**Task prompt**
Among the lines of the records below, copy those that hold the word "near".

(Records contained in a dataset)
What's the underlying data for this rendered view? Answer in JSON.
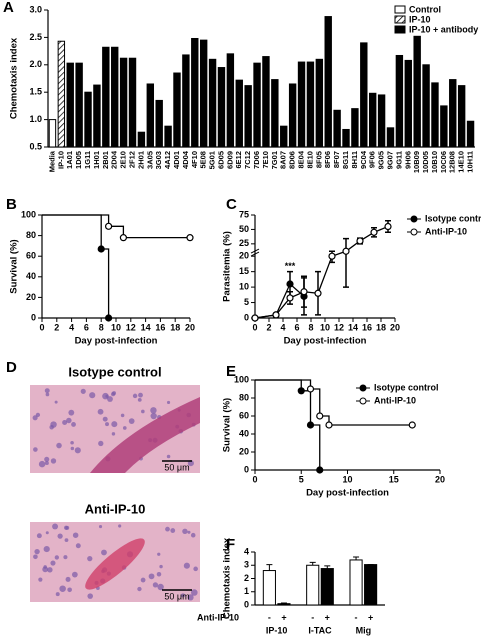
{
  "chart_data": [
    {
      "type": "bar",
      "label": "A",
      "ylabel": "Chemotaxis index",
      "categories": [
        "Media",
        "IP-10",
        "1A01",
        "1D05",
        "1G11",
        "1H01",
        "2B01",
        "2D04",
        "2E10",
        "2F12",
        "2H01",
        "3A05",
        "3G03",
        "4A12",
        "4D01",
        "4D04",
        "4F10",
        "5E08",
        "5G01",
        "6D05",
        "6D09",
        "6E12",
        "7C12",
        "7D06",
        "7E10",
        "7G01",
        "8A07",
        "8D06",
        "8E04",
        "8E10",
        "8F05",
        "8F06",
        "8F07",
        "8G11",
        "8H11",
        "9C04",
        "9F06",
        "9G05",
        "9G07",
        "9G11",
        "9H06",
        "10B09",
        "10D05",
        "10B10",
        "10C06",
        "12B08",
        "14E10",
        "10H11"
      ],
      "series": [
        {
          "name": "Control",
          "color": "#ffffff",
          "values": [
            1.0,
            null,
            null,
            null,
            null,
            null,
            null,
            null,
            null,
            null,
            null,
            null,
            null,
            null,
            null,
            null,
            null,
            null,
            null,
            null,
            null,
            null,
            null,
            null,
            null,
            null,
            null,
            null,
            null,
            null,
            null,
            null,
            null,
            null,
            null,
            null,
            null,
            null,
            null,
            null,
            null,
            null,
            null,
            null,
            null,
            null,
            null,
            null
          ]
        },
        {
          "name": "IP-10",
          "color": "#ffffff",
          "hatch": true,
          "values": [
            null,
            2.43,
            null,
            null,
            null,
            null,
            null,
            null,
            null,
            null,
            null,
            null,
            null,
            null,
            null,
            null,
            null,
            null,
            null,
            null,
            null,
            null,
            null,
            null,
            null,
            null,
            null,
            null,
            null,
            null,
            null,
            null,
            null,
            null,
            null,
            null,
            null,
            null,
            null,
            null,
            null,
            null,
            null,
            null,
            null,
            null,
            null,
            null
          ]
        },
        {
          "name": "IP-10 + antibody",
          "color": "#000000",
          "values": [
            null,
            null,
            2.03,
            2.03,
            1.5,
            1.63,
            2.32,
            2.32,
            2.12,
            2.12,
            0.77,
            1.65,
            1.35,
            0.88,
            1.85,
            2.18,
            2.48,
            2.45,
            2.1,
            1.95,
            2.2,
            1.72,
            1.62,
            2.03,
            2.15,
            1.73,
            0.88,
            1.65,
            2.05,
            2.05,
            2.1,
            2.88,
            1.17,
            0.82,
            1.2,
            2.4,
            1.48,
            1.45,
            0.85,
            2.17,
            2.08,
            2.52,
            2.0,
            1.67,
            1.25,
            1.73,
            1.62,
            0.97
          ]
        }
      ],
      "ylim": [
        0.5,
        3.0
      ],
      "yticks": [
        0.5,
        {
          "value": 1,
          "label": "1.0"
        },
        1.5,
        {
          "value": 2,
          "label": "2.0"
        },
        2.5,
        {
          "value": 3,
          "label": "3.0"
        }
      ],
      "legend": "upper right"
    },
    {
      "type": "line",
      "step": true,
      "label": "B",
      "xlabel": "Day post-infection",
      "ylabel": "Survival (%)",
      "series": [
        {
          "name": "Isotype control",
          "color": "#000000",
          "marker": "filled",
          "x": [
            0,
            8,
            9
          ],
          "values": [
            100,
            67,
            0
          ]
        },
        {
          "name": "Anti-IP-10",
          "color": "#000000",
          "marker": "open",
          "x": [
            0,
            9,
            11,
            20
          ],
          "values": [
            100,
            89,
            78,
            78
          ]
        }
      ],
      "xlim": [
        0,
        20
      ],
      "xticks": [
        0,
        2,
        4,
        6,
        8,
        10,
        12,
        14,
        16,
        18,
        20
      ],
      "ylim": [
        0,
        100
      ],
      "yticks": [
        0,
        20,
        40,
        60,
        80,
        100
      ]
    },
    {
      "type": "line",
      "label": "C",
      "xlabel": "Day post-infection",
      "ylabel": "Parasitemia (%)",
      "series": [
        {
          "name": "Isotype control",
          "color": "#000000",
          "marker": "filled",
          "x": [
            0,
            3,
            5,
            7
          ],
          "values": [
            0,
            1,
            11,
            7
          ],
          "errors": [
            0,
            0.5,
            4,
            6
          ]
        },
        {
          "name": "Anti-IP-10",
          "color": "#000000",
          "marker": "open",
          "x": [
            0,
            3,
            5,
            7,
            9,
            11,
            13,
            15,
            17,
            19
          ],
          "values": [
            0,
            1,
            6.5,
            8.5,
            8,
            20,
            22,
            30,
            45,
            55
          ],
          "errors": [
            0,
            0,
            2,
            5,
            7,
            2,
            12,
            5,
            8,
            10
          ]
        }
      ],
      "xlim": [
        0,
        20
      ],
      "xticks": [
        0,
        2,
        4,
        6,
        8,
        10,
        12,
        14,
        16,
        18,
        20
      ],
      "ylim": [
        0,
        75
      ],
      "yticks": [
        0,
        5,
        10,
        15,
        20,
        25,
        50,
        75
      ],
      "y_break": true,
      "annotations": [
        {
          "text": "***",
          "x": 5
        }
      ],
      "legend": "right"
    },
    {
      "type": "image",
      "label": "D",
      "panels": [
        {
          "title": "Isotype control",
          "scale_bar": "50 μm"
        },
        {
          "title": "Anti-IP-10",
          "scale_bar": "50 μm"
        }
      ]
    },
    {
      "type": "line",
      "step": true,
      "label": "E",
      "xlabel": "Day post-infection",
      "ylabel": "Survival (%)",
      "series": [
        {
          "name": "Isotype control",
          "color": "#000000",
          "marker": "filled",
          "x": [
            0,
            5,
            6,
            7
          ],
          "values": [
            100,
            88,
            50,
            0
          ]
        },
        {
          "name": "Anti-IP-10",
          "color": "#000000",
          "marker": "open",
          "x": [
            0,
            6,
            7,
            8,
            17
          ],
          "values": [
            100,
            90,
            60,
            50,
            50
          ]
        }
      ],
      "xlim": [
        0,
        20
      ],
      "xticks": [
        0,
        5,
        10,
        15,
        20
      ],
      "ylim": [
        0,
        100
      ],
      "yticks": [
        0,
        20,
        40,
        60,
        80,
        100
      ],
      "legend": "upper right"
    },
    {
      "type": "bar",
      "label": "F",
      "ylabel": "Chemotaxis index",
      "row_label": "Anti-IP-10",
      "categories": [
        "IP-10",
        "I-TAC",
        "Mig"
      ],
      "series": [
        {
          "name": "-",
          "color": "#ffffff",
          "values": [
            2.6,
            3.0,
            3.4
          ],
          "errors": [
            0.45,
            0.22,
            0.22
          ]
        },
        {
          "name": "+",
          "color": "#000000",
          "values": [
            0.1,
            2.75,
            3.05
          ],
          "errors": [
            0.05,
            0.2,
            0
          ]
        }
      ],
      "ylim": [
        0,
        4
      ],
      "yticks": [
        0,
        1,
        2,
        3,
        4
      ]
    }
  ]
}
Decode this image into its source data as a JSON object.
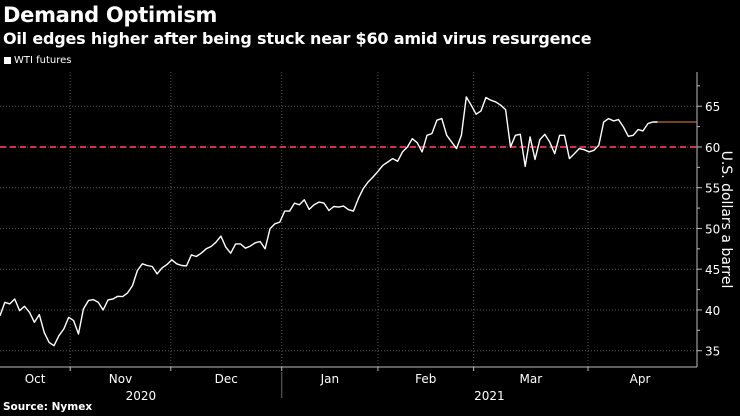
{
  "header": {
    "title": "Demand Optimism",
    "subtitle": "Oil edges higher after being stuck near $60 amid virus resurgence"
  },
  "source": "Source: Nymex",
  "colors": {
    "line": "#ffffff",
    "reference": "#d0304a",
    "last": "#e08a3c",
    "grid": "#555555"
  },
  "chart_data": {
    "type": "line",
    "title": "Demand Optimism",
    "subtitle": "Oil edges higher after being stuck near $60 amid virus resurgence",
    "ylabel": "U.S. dollars a barrel",
    "xlabel": "",
    "ylim": [
      33,
      69.2
    ],
    "yticks": [
      35,
      40,
      45,
      50,
      55,
      60,
      65
    ],
    "grid": true,
    "legend": {
      "entries": [
        "WTI futures"
      ],
      "placement": "top-left"
    },
    "reference_line": {
      "value": 60,
      "style": "dashed"
    },
    "months": [
      {
        "label": "Oct",
        "start": 0,
        "end": 14.3
      },
      {
        "label": "Nov",
        "start": 14.3,
        "end": 34.8
      },
      {
        "label": "Dec",
        "start": 34.8,
        "end": 57.4
      },
      {
        "label": "Jan",
        "start": 57.4,
        "end": 77
      },
      {
        "label": "Feb",
        "start": 77,
        "end": 96.5
      },
      {
        "label": "Mar",
        "start": 96.5,
        "end": 119.8
      },
      {
        "label": "Apr",
        "start": 119.8,
        "end": 142
      }
    ],
    "years": [
      {
        "label": "2020",
        "start": 0,
        "end": 57.4
      },
      {
        "label": "2021",
        "start": 57.4,
        "end": 142
      }
    ],
    "xmax": 142,
    "series": [
      {
        "name": "WTI futures",
        "values": [
          39.3,
          40.94,
          40.74,
          41.35,
          39.92,
          40.45,
          39.71,
          38.48,
          39.43,
          37.25,
          36.02,
          35.61,
          36.84,
          37.66,
          39.1,
          38.69,
          37.05,
          40.12,
          41.15,
          41.27,
          40.94,
          40.0,
          41.23,
          41.35,
          41.68,
          41.64,
          42.09,
          42.99,
          44.84,
          45.66,
          45.45,
          45.33,
          44.43,
          45.16,
          45.57,
          46.15,
          45.66,
          45.45,
          45.41,
          46.76,
          46.56,
          46.97,
          47.5,
          47.79,
          48.32,
          49.06,
          47.7,
          46.97,
          48.11,
          48.11,
          47.58,
          47.83,
          48.24,
          48.4,
          47.5,
          49.96,
          50.57,
          50.78,
          52.13,
          52.13,
          53.11,
          52.91,
          53.52,
          52.34,
          52.91,
          53.24,
          53.11,
          52.21,
          52.7,
          52.62,
          52.75,
          52.3,
          52.13,
          53.65,
          54.88,
          55.7,
          56.31,
          57.01,
          57.75,
          58.16,
          58.57,
          58.24,
          59.39,
          60.0,
          61.02,
          60.53,
          59.39,
          61.43,
          61.64,
          63.28,
          63.48,
          61.43,
          60.61,
          59.8,
          61.43,
          66.15,
          65.12,
          64.02,
          64.43,
          66.07,
          65.74,
          65.53,
          65.12,
          64.59,
          60.0,
          61.43,
          61.56,
          57.62,
          61.23,
          58.48,
          60.9,
          61.56,
          60.61,
          59.18,
          61.43,
          61.43,
          58.57,
          59.18,
          59.8,
          59.67,
          59.39,
          59.59,
          60.2,
          63.07,
          63.48,
          63.2,
          63.36,
          62.46,
          61.31,
          61.43,
          62.13,
          61.97,
          62.87,
          63.07,
          63.07
        ]
      }
    ]
  }
}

**Expected answer**
    "subtitle": "Oil edges higher after being stuck near $60 amid virus resurgence"
    "subtitle": "Oil edges higher after being stuck near $60 amid virus resurgence",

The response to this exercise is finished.